▶ [Instruction]:
Using the records below, locate all lines containing "color" and return them.

────────────────────

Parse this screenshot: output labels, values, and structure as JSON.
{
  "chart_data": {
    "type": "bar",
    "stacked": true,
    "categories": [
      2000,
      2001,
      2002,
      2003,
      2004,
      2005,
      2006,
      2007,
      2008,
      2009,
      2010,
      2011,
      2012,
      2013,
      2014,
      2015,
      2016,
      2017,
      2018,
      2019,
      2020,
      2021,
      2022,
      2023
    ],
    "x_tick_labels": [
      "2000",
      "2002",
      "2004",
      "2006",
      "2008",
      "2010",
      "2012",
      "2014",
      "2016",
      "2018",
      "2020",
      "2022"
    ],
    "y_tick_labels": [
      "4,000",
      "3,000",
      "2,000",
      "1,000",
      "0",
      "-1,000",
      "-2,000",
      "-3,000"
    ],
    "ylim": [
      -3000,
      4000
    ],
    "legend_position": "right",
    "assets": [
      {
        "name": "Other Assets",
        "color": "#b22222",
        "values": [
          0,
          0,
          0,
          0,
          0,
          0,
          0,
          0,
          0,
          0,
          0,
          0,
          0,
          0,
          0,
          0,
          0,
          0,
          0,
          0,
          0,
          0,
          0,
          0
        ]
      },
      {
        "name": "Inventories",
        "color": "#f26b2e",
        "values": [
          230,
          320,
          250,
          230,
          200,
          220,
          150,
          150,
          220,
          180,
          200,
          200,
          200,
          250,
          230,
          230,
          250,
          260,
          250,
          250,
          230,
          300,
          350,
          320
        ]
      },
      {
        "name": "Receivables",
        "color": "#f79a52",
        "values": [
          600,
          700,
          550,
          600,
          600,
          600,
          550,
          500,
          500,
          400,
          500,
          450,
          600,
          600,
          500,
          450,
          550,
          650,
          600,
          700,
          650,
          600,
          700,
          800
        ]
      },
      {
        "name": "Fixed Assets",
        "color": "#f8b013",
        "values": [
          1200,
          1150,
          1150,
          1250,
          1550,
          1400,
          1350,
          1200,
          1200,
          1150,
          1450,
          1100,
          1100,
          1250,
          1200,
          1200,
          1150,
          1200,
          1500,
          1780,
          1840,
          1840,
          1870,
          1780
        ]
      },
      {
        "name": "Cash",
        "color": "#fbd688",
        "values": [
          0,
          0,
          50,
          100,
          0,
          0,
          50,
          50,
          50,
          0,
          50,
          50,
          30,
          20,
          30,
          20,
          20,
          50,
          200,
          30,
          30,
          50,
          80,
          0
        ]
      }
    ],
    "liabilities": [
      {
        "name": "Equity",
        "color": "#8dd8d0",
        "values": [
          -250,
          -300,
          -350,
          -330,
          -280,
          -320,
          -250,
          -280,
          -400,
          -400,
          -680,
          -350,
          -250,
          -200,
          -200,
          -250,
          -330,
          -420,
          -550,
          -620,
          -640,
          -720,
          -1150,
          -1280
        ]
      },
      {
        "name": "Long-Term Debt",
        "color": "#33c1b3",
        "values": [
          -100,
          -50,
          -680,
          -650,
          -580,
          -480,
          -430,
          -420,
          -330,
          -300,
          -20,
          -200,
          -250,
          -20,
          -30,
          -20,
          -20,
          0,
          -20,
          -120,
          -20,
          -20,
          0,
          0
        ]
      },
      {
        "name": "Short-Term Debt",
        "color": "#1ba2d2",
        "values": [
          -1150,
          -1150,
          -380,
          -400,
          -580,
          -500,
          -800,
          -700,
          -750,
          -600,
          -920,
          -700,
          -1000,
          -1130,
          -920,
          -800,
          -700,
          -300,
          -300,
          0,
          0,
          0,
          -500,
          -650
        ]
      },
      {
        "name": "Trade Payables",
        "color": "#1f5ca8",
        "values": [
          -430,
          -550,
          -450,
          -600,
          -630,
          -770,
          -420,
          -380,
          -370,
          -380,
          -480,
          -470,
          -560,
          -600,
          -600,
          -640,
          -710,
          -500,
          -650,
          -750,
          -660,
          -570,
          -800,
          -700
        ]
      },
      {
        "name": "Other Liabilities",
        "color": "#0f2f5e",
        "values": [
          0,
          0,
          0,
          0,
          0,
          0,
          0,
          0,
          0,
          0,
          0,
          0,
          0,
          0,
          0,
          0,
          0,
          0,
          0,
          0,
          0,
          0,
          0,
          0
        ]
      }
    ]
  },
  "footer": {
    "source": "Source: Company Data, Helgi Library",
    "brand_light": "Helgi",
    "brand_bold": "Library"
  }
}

────────────────────

▶ [Response]:
        "color": "#b22222",
        "color": "#f26b2e",
        "color": "#f79a52",
        "color": "#f8b013",
        "color": "#fbd688",
        "color": "#8dd8d0",
        "color": "#33c1b3",
        "color": "#1ba2d2",
        "color": "#1f5ca8",
        "color": "#0f2f5e",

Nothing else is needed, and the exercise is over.